------ Entries shown ------

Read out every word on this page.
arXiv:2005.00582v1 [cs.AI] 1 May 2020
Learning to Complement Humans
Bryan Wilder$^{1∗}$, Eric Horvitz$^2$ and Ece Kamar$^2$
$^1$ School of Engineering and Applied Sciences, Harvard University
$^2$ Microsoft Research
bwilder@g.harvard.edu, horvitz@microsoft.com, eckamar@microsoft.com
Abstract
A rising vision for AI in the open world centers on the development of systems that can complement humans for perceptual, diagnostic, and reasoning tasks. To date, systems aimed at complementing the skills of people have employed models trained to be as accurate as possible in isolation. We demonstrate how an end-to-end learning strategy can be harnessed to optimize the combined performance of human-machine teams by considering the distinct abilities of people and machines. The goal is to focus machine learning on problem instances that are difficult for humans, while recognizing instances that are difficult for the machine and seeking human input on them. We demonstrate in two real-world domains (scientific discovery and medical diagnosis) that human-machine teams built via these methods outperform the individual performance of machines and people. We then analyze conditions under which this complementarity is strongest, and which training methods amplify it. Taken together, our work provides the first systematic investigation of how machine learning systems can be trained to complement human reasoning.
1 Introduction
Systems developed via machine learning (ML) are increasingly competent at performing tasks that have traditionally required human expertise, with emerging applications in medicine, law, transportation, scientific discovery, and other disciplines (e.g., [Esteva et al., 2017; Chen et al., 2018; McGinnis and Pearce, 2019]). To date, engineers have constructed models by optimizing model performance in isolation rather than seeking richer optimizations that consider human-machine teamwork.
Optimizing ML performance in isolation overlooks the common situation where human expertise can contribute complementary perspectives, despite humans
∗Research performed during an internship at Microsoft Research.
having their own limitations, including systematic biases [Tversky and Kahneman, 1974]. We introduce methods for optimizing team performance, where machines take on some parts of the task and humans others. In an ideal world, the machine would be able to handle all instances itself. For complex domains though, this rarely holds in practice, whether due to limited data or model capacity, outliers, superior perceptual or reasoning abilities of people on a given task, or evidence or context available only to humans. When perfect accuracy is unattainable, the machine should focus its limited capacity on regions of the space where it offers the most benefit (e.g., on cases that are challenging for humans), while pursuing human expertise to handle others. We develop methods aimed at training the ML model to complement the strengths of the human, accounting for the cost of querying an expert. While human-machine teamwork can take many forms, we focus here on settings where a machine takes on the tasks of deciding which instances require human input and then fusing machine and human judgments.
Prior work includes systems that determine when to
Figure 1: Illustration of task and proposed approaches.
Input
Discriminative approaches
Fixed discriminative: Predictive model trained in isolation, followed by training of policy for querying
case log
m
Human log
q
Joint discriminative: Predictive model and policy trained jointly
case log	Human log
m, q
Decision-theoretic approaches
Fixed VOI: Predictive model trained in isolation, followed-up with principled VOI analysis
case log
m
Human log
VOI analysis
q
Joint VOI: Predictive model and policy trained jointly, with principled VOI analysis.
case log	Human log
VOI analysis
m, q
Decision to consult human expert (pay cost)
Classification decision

------

Reproduce the whole listing word for word.

Output for this exercise:
Read out every word on this page.
arXiv:2005.00582v1 [cs.AI] 1 May 2020
Learning to Complement Humans
Bryan Wilder$^{1∗}$, Eric Horvitz$^2$ and Ece Kamar$^2$
$^1$ School of Engineering and Applied Sciences, Harvard University
$^2$ Microsoft Research
bwilder@g.harvard.edu, horvitz@microsoft.com, eckamar@microsoft.com
Abstract
A rising vision for AI in the open world centers on the development of systems that can complement humans for perceptual, diagnostic, and reasoning tasks. To date, systems aimed at complementing the skills of people have employed models trained to be as accurate as possible in isolation. We demonstrate how an end-to-end learning strategy can be harnessed to optimize the combined performance of human-machine teams by considering the distinct abilities of people and machines. The goal is to focus machine learning on problem instances that are difficult for humans, while recognizing instances that are difficult for the machine and seeking human input on them. We demonstrate in two real-world domains (scientific discovery and medical diagnosis) that human-machine teams built via these methods outperform the individual performance of machines and people. We then analyze conditions under which this complementarity is strongest, and which training methods amplify it. Taken together, our work provides the first systematic investigation of how machine learning systems can be trained to complement human reasoning.
1 Introduction
Systems developed via machine learning (ML) are increasingly competent at performing tasks that have traditionally required human expertise, with emerging applications in medicine, law, transportation, scientific discovery, and other disciplines (e.g., [Esteva et al., 2017; Chen et al., 2018; McGinnis and Pearce, 2019]). To date, engineers have constructed models by optimizing model performance in isolation rather than seeking richer optimizations that consider human-machine teamwork.
Optimizing ML performance in isolation overlooks the common situation where human expertise can contribute complementary perspectives, despite humans
∗Research performed during an internship at Microsoft Research.
having their own limitations, including systematic biases [Tversky and Kahneman, 1974]. We introduce methods for optimizing team performance, where machines take on some parts of the task and humans others. In an ideal world, the machine would be able to handle all instances itself. For complex domains though, this rarely holds in practice, whether due to limited data or model capacity, outliers, superior perceptual or reasoning abilities of people on a given task, or evidence or context available only to humans. When perfect accuracy is unattainable, the machine should focus its limited capacity on regions of the space where it offers the most benefit (e.g., on cases that are challenging for humans), while pursuing human expertise to handle others. We develop methods aimed at training the ML model to complement the strengths of the human, accounting for the cost of querying an expert. While human-machine teamwork can take many forms, we focus here on settings where a machine takes on the tasks of deciding which instances require human input and then fusing machine and human judgments.
Prior work includes systems that determine when to
Figure 1: Illustration of task and proposed approaches.
Input
Discriminative approaches
Fixed discriminative: Predictive model trained in isolation, followed by training of policy for querying
case log
m
Human log
q
Joint discriminative: Predictive model and policy trained jointly
case log	Human log
m, q
Decision-theoretic approaches
Fixed VOI: Predictive model trained in isolation, followed-up with principled VOI analysis
case log
m
Human log
VOI analysis
q
Joint VOI: Predictive model and policy trained jointly, with principled VOI analysis.
case log	Human log
VOI analysis
m, q
Decision to consult human expert (pay cost)
Classification decision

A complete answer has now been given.